→ Prompt
Tally the lines in the records underneath that contain the string "avaient", and state the figure by itself.

— Begin —

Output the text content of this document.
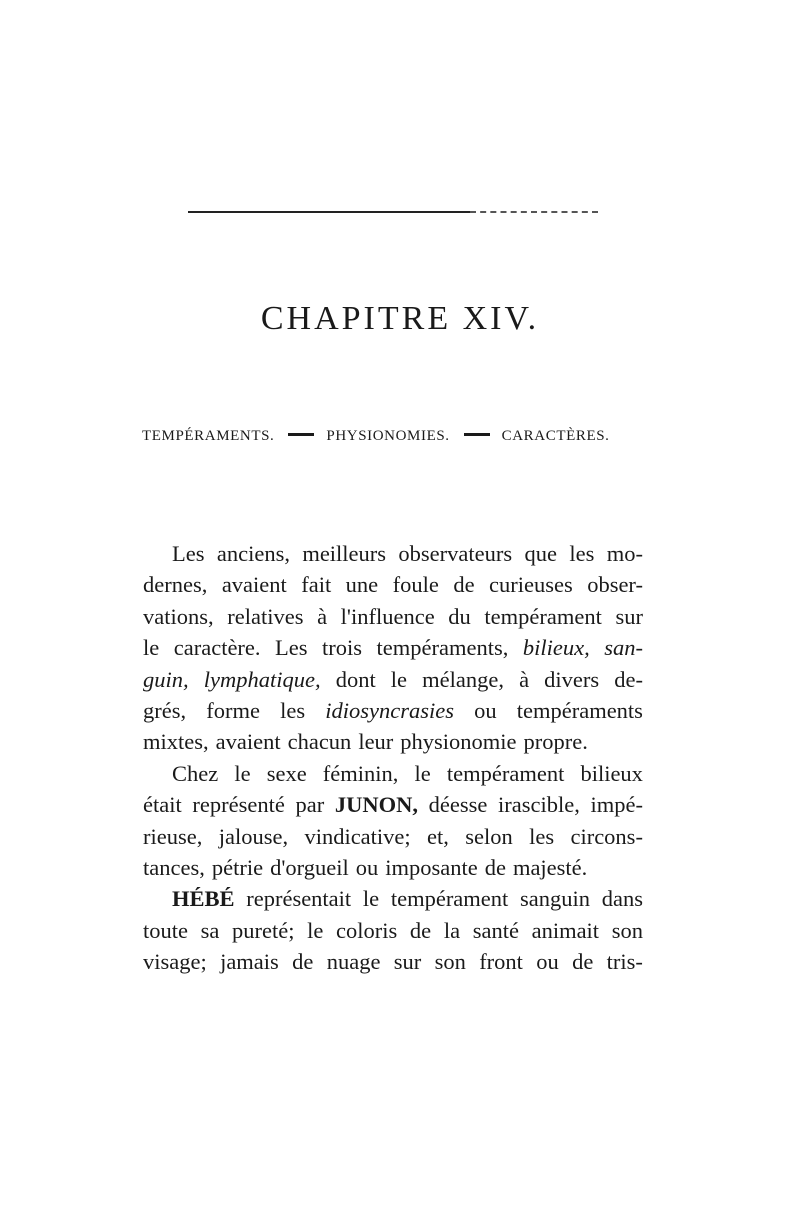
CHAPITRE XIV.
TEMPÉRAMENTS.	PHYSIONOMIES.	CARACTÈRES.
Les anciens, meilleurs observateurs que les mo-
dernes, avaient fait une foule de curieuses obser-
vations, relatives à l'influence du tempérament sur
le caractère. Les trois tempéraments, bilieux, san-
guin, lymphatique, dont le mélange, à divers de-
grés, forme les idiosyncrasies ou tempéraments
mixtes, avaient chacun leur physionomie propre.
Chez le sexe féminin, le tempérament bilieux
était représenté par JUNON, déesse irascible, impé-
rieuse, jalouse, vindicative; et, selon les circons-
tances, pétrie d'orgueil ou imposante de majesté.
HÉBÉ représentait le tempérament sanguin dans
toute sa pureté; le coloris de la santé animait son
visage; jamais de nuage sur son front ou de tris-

— End —
— Begin —

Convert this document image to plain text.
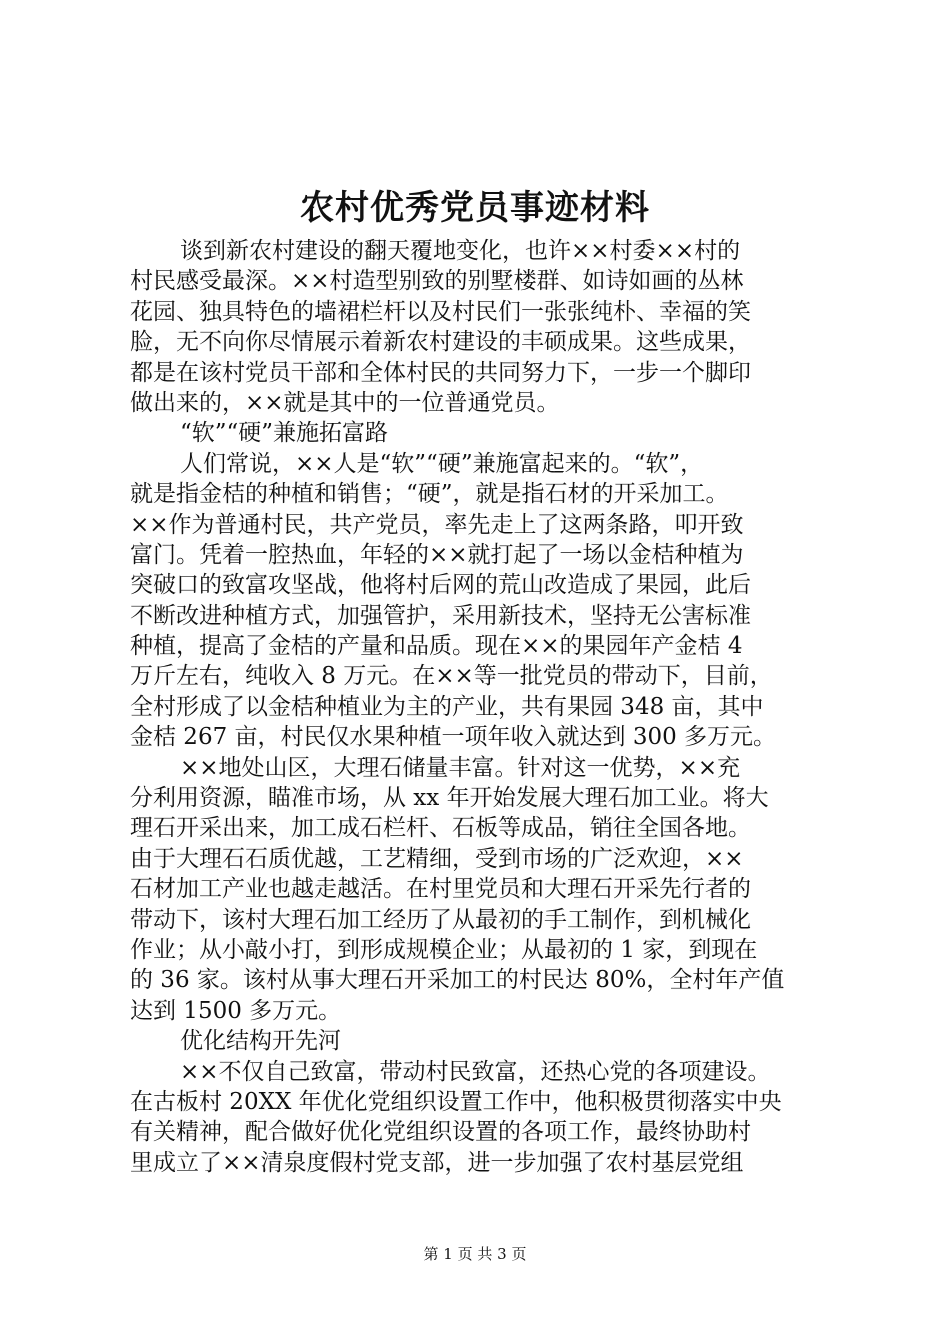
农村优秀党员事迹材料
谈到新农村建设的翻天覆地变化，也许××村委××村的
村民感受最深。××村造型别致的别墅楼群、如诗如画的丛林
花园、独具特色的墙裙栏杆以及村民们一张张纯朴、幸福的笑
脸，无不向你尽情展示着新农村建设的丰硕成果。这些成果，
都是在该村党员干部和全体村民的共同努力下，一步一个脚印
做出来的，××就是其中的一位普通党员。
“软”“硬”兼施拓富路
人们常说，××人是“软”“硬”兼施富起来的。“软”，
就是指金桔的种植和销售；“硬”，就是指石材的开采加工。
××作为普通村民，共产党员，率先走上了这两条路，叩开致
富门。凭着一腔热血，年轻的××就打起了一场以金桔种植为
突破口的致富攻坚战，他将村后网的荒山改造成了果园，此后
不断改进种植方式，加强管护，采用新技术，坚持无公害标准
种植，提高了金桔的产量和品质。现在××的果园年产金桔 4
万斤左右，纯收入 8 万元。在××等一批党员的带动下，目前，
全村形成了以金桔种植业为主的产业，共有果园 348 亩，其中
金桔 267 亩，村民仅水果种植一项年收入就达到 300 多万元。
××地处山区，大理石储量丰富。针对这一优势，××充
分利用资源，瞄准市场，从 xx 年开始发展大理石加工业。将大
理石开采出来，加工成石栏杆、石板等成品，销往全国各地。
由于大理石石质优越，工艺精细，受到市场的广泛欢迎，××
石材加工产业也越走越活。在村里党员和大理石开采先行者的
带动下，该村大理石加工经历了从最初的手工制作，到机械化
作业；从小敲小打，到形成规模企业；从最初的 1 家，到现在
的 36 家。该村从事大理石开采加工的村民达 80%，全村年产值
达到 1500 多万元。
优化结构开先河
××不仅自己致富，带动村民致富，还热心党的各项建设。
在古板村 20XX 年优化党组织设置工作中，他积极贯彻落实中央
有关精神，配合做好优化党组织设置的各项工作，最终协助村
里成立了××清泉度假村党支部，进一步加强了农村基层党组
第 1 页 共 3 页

— End —

→ Correct response
2